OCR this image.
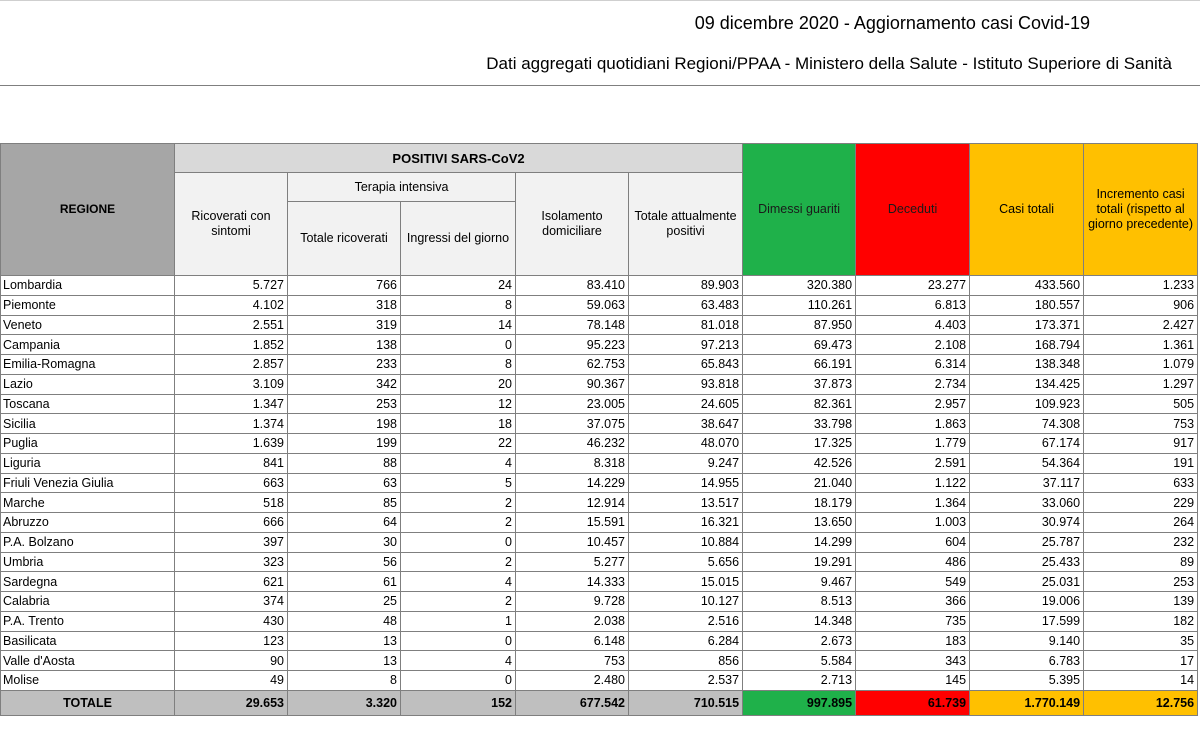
09 dicembre 2020 - Aggiornamento casi Covid-19
Dati aggregati quotidiani Regioni/PPAA - Ministero della Salute - Istituto Superiore di Sanità
REGIONE	POSITIVI SARS-CoV2					Dimessi guariti	Deceduti	Casi totali	Incremento casi totali (rispetto al giorno precedente)
	Ricoverati con sintomi	Terapia intensiva		Isolamento domiciliare	Totale attualmente positivi				
		Totale ricoverati	Ingressi del giorno						
Lombardia	5.727	766	24	83.410	89.903	320.380	23.277	433.560	1.233
Piemonte	4.102	318	8	59.063	63.483	110.261	6.813	180.557	906
Veneto	2.551	319	14	78.148	81.018	87.950	4.403	173.371	2.427
Campania	1.852	138	0	95.223	97.213	69.473	2.108	168.794	1.361
Emilia-Romagna	2.857	233	8	62.753	65.843	66.191	6.314	138.348	1.079
Lazio	3.109	342	20	90.367	93.818	37.873	2.734	134.425	1.297
Toscana	1.347	253	12	23.005	24.605	82.361	2.957	109.923	505
Sicilia	1.374	198	18	37.075	38.647	33.798	1.863	74.308	753
Puglia	1.639	199	22	46.232	48.070	17.325	1.779	67.174	917
Liguria	841	88	4	8.318	9.247	42.526	2.591	54.364	191
Friuli Venezia Giulia	663	63	5	14.229	14.955	21.040	1.122	37.117	633
Marche	518	85	2	12.914	13.517	18.179	1.364	33.060	229
Abruzzo	666	64	2	15.591	16.321	13.650	1.003	30.974	264
P.A. Bolzano	397	30	0	10.457	10.884	14.299	604	25.787	232
Umbria	323	56	2	5.277	5.656	19.291	486	25.433	89
Sardegna	621	61	4	14.333	15.015	9.467	549	25.031	253
Calabria	374	25	2	9.728	10.127	8.513	366	19.006	139
P.A. Trento	430	48	1	2.038	2.516	14.348	735	17.599	182
Basilicata	123	13	0	6.148	6.284	2.673	183	9.140	35
Valle d'Aosta	90	13	4	753	856	5.584	343	6.783	17
Molise	49	8	0	2.480	2.537	2.713	145	5.395	14
TOTALE	29.653	3.320	152	677.542	710.515	997.895	61.739	1.770.149	12.756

* * * * * * *

Problem to work on |
Quote each line of the listing exactly, but leave the pictures out.

Answer to the exercise |
OCR this image.
09 dicembre 2020 - Aggiornamento casi Covid-19
Dati aggregati quotidiani Regioni/PPAA - Ministero della Salute - Istituto Superiore di Sanità
REGIONE	POSITIVI SARS-CoV2					Dimessi guariti	Deceduti	Casi totali	Incremento casi totali (rispetto al giorno precedente)
	Ricoverati con sintomi	Terapia intensiva		Isolamento domiciliare	Totale attualmente positivi				
		Totale ricoverati	Ingressi del giorno						
Lombardia	5.727	766	24	83.410	89.903	320.380	23.277	433.560	1.233
Piemonte	4.102	318	8	59.063	63.483	110.261	6.813	180.557	906
Veneto	2.551	319	14	78.148	81.018	87.950	4.403	173.371	2.427
Campania	1.852	138	0	95.223	97.213	69.473	2.108	168.794	1.361
Emilia-Romagna	2.857	233	8	62.753	65.843	66.191	6.314	138.348	1.079
Lazio	3.109	342	20	90.367	93.818	37.873	2.734	134.425	1.297
Toscana	1.347	253	12	23.005	24.605	82.361	2.957	109.923	505
Sicilia	1.374	198	18	37.075	38.647	33.798	1.863	74.308	753
Puglia	1.639	199	22	46.232	48.070	17.325	1.779	67.174	917
Liguria	841	88	4	8.318	9.247	42.526	2.591	54.364	191
Friuli Venezia Giulia	663	63	5	14.229	14.955	21.040	1.122	37.117	633
Marche	518	85	2	12.914	13.517	18.179	1.364	33.060	229
Abruzzo	666	64	2	15.591	16.321	13.650	1.003	30.974	264
P.A. Bolzano	397	30	0	10.457	10.884	14.299	604	25.787	232
Umbria	323	56	2	5.277	5.656	19.291	486	25.433	89
Sardegna	621	61	4	14.333	15.015	9.467	549	25.031	253
Calabria	374	25	2	9.728	10.127	8.513	366	19.006	139
P.A. Trento	430	48	1	2.038	2.516	14.348	735	17.599	182
Basilicata	123	13	0	6.148	6.284	2.673	183	9.140	35
Valle d'Aosta	90	13	4	753	856	5.584	343	6.783	17
Molise	49	8	0	2.480	2.537	2.713	145	5.395	14
TOTALE	29.653	3.320	152	677.542	710.515	997.895	61.739	1.770.149	12.756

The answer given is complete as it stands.